__EXERCISE REQUIREMENTS__:
Leave out the pictures and copy everything else in the entries exactly.
□ □ □ □ □
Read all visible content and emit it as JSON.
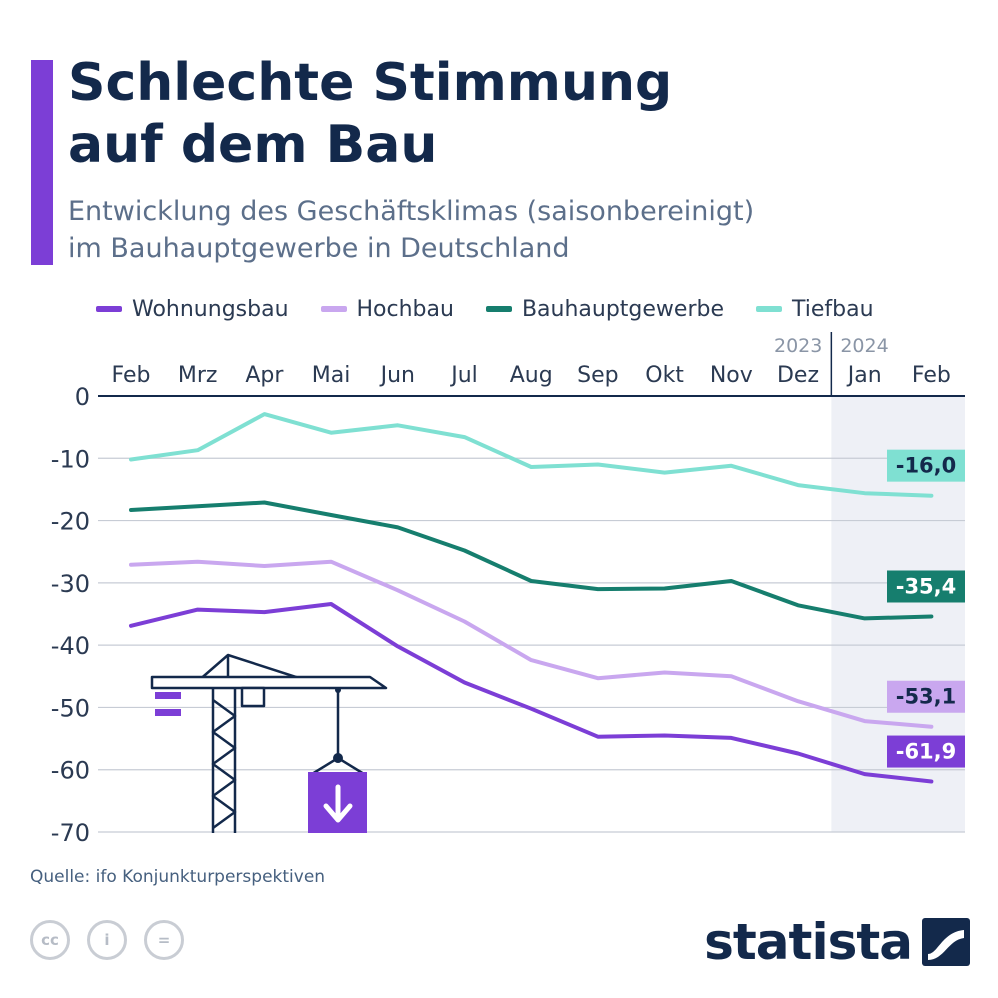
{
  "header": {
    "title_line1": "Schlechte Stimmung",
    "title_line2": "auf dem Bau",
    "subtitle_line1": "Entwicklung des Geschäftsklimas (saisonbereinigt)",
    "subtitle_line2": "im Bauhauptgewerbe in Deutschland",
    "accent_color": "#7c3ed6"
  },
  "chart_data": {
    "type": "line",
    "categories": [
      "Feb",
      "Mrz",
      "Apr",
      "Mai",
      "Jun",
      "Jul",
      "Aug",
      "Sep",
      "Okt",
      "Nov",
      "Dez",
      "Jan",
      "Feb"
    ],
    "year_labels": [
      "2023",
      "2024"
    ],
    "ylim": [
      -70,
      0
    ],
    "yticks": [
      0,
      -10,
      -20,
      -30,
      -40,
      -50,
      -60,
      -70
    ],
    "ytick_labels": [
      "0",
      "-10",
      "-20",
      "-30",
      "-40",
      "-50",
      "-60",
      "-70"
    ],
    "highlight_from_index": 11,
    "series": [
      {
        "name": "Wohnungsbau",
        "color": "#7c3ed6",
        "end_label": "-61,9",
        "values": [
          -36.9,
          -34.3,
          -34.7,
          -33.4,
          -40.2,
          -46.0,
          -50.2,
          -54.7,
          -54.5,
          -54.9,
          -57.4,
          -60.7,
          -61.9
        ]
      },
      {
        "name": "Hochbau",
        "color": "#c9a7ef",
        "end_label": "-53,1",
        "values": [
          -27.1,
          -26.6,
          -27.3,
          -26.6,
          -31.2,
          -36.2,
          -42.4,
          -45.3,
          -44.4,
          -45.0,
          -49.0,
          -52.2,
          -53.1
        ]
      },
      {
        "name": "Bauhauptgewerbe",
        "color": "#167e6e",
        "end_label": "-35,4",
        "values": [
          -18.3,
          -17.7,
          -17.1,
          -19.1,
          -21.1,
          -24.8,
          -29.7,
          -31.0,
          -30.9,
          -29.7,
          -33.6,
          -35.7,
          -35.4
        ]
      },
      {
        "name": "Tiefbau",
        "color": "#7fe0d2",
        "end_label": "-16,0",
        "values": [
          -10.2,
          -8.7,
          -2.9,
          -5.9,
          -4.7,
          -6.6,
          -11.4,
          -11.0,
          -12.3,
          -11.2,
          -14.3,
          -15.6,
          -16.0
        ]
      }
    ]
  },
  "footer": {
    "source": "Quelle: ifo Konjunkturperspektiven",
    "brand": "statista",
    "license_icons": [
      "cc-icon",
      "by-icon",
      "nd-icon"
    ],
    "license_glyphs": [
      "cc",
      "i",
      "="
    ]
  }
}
□ □ □ □ □
__RESULT FOR THIS EXERCISE__:
Read all visible content and emit it as JSON.
{
  "header": {
    "title_line1": "Schlechte Stimmung",
    "title_line2": "auf dem Bau",
    "subtitle_line1": "Entwicklung des Geschäftsklimas (saisonbereinigt)",
    "subtitle_line2": "im Bauhauptgewerbe in Deutschland",
    "accent_color": "#7c3ed6"
  },
  "chart_data": {
    "type": "line",
    "categories": [
      "Feb",
      "Mrz",
      "Apr",
      "Mai",
      "Jun",
      "Jul",
      "Aug",
      "Sep",
      "Okt",
      "Nov",
      "Dez",
      "Jan",
      "Feb"
    ],
    "year_labels": [
      "2023",
      "2024"
    ],
    "ylim": [
      -70,
      0
    ],
    "yticks": [
      0,
      -10,
      -20,
      -30,
      -40,
      -50,
      -60,
      -70
    ],
    "ytick_labels": [
      "0",
      "-10",
      "-20",
      "-30",
      "-40",
      "-50",
      "-60",
      "-70"
    ],
    "highlight_from_index": 11,
    "series": [
      {
        "name": "Wohnungsbau",
        "color": "#7c3ed6",
        "end_label": "-61,9",
        "values": [
          -36.9,
          -34.3,
          -34.7,
          -33.4,
          -40.2,
          -46.0,
          -50.2,
          -54.7,
          -54.5,
          -54.9,
          -57.4,
          -60.7,
          -61.9
        ]
      },
      {
        "name": "Hochbau",
        "color": "#c9a7ef",
        "end_label": "-53,1",
        "values": [
          -27.1,
          -26.6,
          -27.3,
          -26.6,
          -31.2,
          -36.2,
          -42.4,
          -45.3,
          -44.4,
          -45.0,
          -49.0,
          -52.2,
          -53.1
        ]
      },
      {
        "name": "Bauhauptgewerbe",
        "color": "#167e6e",
        "end_label": "-35,4",
        "values": [
          -18.3,
          -17.7,
          -17.1,
          -19.1,
          -21.1,
          -24.8,
          -29.7,
          -31.0,
          -30.9,
          -29.7,
          -33.6,
          -35.7,
          -35.4
        ]
      },
      {
        "name": "Tiefbau",
        "color": "#7fe0d2",
        "end_label": "-16,0",
        "values": [
          -10.2,
          -8.7,
          -2.9,
          -5.9,
          -4.7,
          -6.6,
          -11.4,
          -11.0,
          -12.3,
          -11.2,
          -14.3,
          -15.6,
          -16.0
        ]
      }
    ]
  },
  "footer": {
    "source": "Quelle: ifo Konjunkturperspektiven",
    "brand": "statista",
    "license_icons": [
      "cc-icon",
      "by-icon",
      "nd-icon"
    ],
    "license_glyphs": [
      "cc",
      "i",
      "="
    ]
  }
}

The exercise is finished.